::: DATA SECTION
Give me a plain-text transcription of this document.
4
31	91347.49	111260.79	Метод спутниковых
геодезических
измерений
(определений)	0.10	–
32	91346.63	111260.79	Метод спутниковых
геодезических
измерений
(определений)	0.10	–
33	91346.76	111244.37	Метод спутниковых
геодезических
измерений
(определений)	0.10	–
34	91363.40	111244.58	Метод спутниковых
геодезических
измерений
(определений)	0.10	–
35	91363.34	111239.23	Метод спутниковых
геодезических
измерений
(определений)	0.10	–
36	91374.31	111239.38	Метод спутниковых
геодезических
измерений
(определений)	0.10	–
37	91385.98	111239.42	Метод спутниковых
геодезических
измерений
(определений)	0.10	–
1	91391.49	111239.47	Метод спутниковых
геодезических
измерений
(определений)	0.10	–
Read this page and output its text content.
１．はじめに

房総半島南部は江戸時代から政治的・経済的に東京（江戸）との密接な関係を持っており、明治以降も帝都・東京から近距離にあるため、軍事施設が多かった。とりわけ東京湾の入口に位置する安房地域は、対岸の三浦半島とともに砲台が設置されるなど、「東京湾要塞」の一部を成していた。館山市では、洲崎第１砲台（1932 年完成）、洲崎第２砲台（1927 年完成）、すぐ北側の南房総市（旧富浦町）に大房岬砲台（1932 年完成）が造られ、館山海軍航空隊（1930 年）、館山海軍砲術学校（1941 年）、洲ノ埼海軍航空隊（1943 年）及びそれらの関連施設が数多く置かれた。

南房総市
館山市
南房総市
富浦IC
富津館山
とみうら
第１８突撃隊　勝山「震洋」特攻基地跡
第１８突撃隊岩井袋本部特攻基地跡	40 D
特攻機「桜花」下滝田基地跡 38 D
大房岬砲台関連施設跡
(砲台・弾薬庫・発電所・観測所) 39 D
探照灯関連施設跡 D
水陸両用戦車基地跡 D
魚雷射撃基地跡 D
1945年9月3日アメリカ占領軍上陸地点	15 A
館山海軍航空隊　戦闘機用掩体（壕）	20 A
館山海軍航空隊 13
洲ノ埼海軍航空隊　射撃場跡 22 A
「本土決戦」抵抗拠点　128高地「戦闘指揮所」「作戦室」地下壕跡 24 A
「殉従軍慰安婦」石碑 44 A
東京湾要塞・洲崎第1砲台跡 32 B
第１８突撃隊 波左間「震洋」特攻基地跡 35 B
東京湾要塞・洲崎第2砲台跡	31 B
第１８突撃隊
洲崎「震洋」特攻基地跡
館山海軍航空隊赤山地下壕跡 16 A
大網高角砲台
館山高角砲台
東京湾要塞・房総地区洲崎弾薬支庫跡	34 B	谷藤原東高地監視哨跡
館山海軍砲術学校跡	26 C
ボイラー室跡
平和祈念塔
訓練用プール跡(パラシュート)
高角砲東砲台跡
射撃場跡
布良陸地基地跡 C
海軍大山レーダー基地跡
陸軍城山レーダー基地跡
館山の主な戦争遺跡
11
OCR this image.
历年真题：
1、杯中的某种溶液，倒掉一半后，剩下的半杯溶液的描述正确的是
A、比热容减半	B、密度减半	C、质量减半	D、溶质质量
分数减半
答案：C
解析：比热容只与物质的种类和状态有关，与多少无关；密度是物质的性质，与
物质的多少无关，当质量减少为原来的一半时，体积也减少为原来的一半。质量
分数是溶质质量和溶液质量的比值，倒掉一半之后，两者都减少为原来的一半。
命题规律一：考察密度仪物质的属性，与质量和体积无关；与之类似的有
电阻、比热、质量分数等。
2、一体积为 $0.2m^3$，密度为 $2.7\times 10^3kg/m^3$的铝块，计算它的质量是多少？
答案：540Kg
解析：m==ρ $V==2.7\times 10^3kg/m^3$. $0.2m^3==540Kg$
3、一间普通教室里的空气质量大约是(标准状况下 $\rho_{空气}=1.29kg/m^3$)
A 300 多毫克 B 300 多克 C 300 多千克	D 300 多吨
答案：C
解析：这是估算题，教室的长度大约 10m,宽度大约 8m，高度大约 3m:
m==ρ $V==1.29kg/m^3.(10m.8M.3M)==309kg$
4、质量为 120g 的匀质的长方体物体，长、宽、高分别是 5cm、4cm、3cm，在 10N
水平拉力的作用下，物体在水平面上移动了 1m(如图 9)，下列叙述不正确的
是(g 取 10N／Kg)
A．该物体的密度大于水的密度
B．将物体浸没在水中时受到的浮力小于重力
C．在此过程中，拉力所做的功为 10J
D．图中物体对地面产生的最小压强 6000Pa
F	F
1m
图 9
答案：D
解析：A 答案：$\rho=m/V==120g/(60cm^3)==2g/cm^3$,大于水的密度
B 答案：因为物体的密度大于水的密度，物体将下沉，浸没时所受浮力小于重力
::::::
#### TASK:
Say how many lines have the string "Метод" in them, offering no words beyond the number.

#### RESULT OF THIS EXERCISE:
8